Tell me how many lines hold "тільки", please, using only the number.

Entries from a dataset:
_ _ _ _ _

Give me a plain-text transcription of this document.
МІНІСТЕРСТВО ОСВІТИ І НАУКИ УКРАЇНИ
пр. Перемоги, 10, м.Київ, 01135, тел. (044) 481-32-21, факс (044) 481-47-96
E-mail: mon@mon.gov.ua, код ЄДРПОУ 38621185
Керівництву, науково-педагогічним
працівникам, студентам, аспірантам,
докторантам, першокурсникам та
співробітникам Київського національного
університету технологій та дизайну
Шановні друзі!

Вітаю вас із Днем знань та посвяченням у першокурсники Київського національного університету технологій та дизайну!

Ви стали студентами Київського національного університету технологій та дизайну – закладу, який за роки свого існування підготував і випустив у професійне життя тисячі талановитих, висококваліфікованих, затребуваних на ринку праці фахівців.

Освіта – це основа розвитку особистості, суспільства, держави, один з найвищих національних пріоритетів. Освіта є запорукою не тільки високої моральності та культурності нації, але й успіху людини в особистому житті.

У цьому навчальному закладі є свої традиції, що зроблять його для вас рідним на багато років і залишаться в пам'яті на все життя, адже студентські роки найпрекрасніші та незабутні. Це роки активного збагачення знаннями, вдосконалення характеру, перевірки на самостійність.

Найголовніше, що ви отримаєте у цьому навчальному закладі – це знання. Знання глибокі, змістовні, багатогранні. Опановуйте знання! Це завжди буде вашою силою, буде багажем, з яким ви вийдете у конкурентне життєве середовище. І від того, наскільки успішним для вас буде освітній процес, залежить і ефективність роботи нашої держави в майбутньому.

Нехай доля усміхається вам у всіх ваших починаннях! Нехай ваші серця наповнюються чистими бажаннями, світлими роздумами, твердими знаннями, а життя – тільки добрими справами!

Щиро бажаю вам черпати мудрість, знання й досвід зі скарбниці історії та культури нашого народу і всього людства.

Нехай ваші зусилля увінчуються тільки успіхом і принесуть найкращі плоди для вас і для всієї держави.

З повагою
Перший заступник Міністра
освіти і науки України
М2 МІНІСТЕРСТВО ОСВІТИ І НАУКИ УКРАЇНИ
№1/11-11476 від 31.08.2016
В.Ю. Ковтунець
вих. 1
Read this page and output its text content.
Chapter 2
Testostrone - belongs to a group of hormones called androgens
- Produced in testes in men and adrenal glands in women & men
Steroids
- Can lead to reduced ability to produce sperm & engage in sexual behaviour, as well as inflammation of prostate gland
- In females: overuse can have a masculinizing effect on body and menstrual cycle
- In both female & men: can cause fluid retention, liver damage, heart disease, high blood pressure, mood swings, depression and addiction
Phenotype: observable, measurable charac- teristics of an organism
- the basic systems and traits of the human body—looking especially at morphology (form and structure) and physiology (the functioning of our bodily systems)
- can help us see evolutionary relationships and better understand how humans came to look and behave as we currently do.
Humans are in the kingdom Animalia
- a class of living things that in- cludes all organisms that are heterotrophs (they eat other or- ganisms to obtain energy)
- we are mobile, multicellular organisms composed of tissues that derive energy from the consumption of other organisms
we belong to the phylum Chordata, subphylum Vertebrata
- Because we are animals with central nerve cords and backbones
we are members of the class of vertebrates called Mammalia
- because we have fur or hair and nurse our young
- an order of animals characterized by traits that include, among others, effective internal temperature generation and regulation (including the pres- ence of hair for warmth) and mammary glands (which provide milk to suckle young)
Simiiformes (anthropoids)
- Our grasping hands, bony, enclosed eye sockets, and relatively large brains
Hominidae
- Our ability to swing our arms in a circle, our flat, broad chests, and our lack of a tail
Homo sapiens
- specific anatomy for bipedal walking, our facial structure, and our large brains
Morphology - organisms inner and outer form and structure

_ _ _ _ _

EXPECTED ANSWER:
3